_Work to complete_
Reproduce all entries word for word.
— BEGIN Provided data —
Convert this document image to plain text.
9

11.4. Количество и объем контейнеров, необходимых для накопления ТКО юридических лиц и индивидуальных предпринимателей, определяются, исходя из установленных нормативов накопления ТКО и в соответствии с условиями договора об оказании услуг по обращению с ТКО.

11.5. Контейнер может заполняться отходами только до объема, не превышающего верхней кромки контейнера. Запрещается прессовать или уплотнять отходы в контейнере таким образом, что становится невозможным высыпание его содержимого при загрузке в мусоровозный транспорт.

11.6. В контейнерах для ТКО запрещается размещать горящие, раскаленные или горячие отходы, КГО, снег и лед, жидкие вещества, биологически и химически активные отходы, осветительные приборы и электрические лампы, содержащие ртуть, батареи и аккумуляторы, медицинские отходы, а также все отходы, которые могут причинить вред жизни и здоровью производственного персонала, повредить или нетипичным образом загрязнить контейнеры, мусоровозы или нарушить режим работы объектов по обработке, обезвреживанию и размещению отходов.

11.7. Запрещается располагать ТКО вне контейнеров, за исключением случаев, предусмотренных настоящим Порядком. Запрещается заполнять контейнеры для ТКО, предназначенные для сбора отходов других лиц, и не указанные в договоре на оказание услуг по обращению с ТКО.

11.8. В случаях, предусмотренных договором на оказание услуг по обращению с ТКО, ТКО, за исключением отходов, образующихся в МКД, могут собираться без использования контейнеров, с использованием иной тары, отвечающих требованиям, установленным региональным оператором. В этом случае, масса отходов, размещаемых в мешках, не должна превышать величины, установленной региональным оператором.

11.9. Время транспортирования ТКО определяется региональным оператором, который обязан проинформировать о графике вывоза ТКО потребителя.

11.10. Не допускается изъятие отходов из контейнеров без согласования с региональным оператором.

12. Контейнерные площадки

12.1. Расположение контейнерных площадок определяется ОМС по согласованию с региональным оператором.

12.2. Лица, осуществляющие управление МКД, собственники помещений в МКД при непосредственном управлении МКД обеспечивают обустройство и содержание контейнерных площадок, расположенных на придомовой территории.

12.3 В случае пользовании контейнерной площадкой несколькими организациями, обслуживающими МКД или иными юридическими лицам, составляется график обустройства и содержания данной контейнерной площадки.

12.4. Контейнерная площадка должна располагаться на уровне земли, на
— END Provided data —
_Solution to the exercise_
Convert this document image to plain text.
9

11.4. Количество и объем контейнеров, необходимых для накопления ТКО юридических лиц и индивидуальных предпринимателей, определяются, исходя из установленных нормативов накопления ТКО и в соответствии с условиями договора об оказании услуг по обращению с ТКО.

11.5. Контейнер может заполняться отходами только до объема, не превышающего верхней кромки контейнера. Запрещается прессовать или уплотнять отходы в контейнере таким образом, что становится невозможным высыпание его содержимого при загрузке в мусоровозный транспорт.

11.6. В контейнерах для ТКО запрещается размещать горящие, раскаленные или горячие отходы, КГО, снег и лед, жидкие вещества, биологически и химически активные отходы, осветительные приборы и электрические лампы, содержащие ртуть, батареи и аккумуляторы, медицинские отходы, а также все отходы, которые могут причинить вред жизни и здоровью производственного персонала, повредить или нетипичным образом загрязнить контейнеры, мусоровозы или нарушить режим работы объектов по обработке, обезвреживанию и размещению отходов.

11.7. Запрещается располагать ТКО вне контейнеров, за исключением случаев, предусмотренных настоящим Порядком. Запрещается заполнять контейнеры для ТКО, предназначенные для сбора отходов других лиц, и не указанные в договоре на оказание услуг по обращению с ТКО.

11.8. В случаях, предусмотренных договором на оказание услуг по обращению с ТКО, ТКО, за исключением отходов, образующихся в МКД, могут собираться без использования контейнеров, с использованием иной тары, отвечающих требованиям, установленным региональным оператором. В этом случае, масса отходов, размещаемых в мешках, не должна превышать величины, установленной региональным оператором.

11.9. Время транспортирования ТКО определяется региональным оператором, который обязан проинформировать о графике вывоза ТКО потребителя.

11.10. Не допускается изъятие отходов из контейнеров без согласования с региональным оператором.

12. Контейнерные площадки

12.1. Расположение контейнерных площадок определяется ОМС по согласованию с региональным оператором.

12.2. Лица, осуществляющие управление МКД, собственники помещений в МКД при непосредственном управлении МКД обеспечивают обустройство и содержание контейнерных площадок, расположенных на придомовой территории.

12.3 В случае пользовании контейнерной площадкой несколькими организациями, обслуживающими МКД или иными юридическими лицам, составляется график обустройства и содержания данной контейнерной площадки.

12.4. Контейнерная площадка должна располагаться на уровне земли, на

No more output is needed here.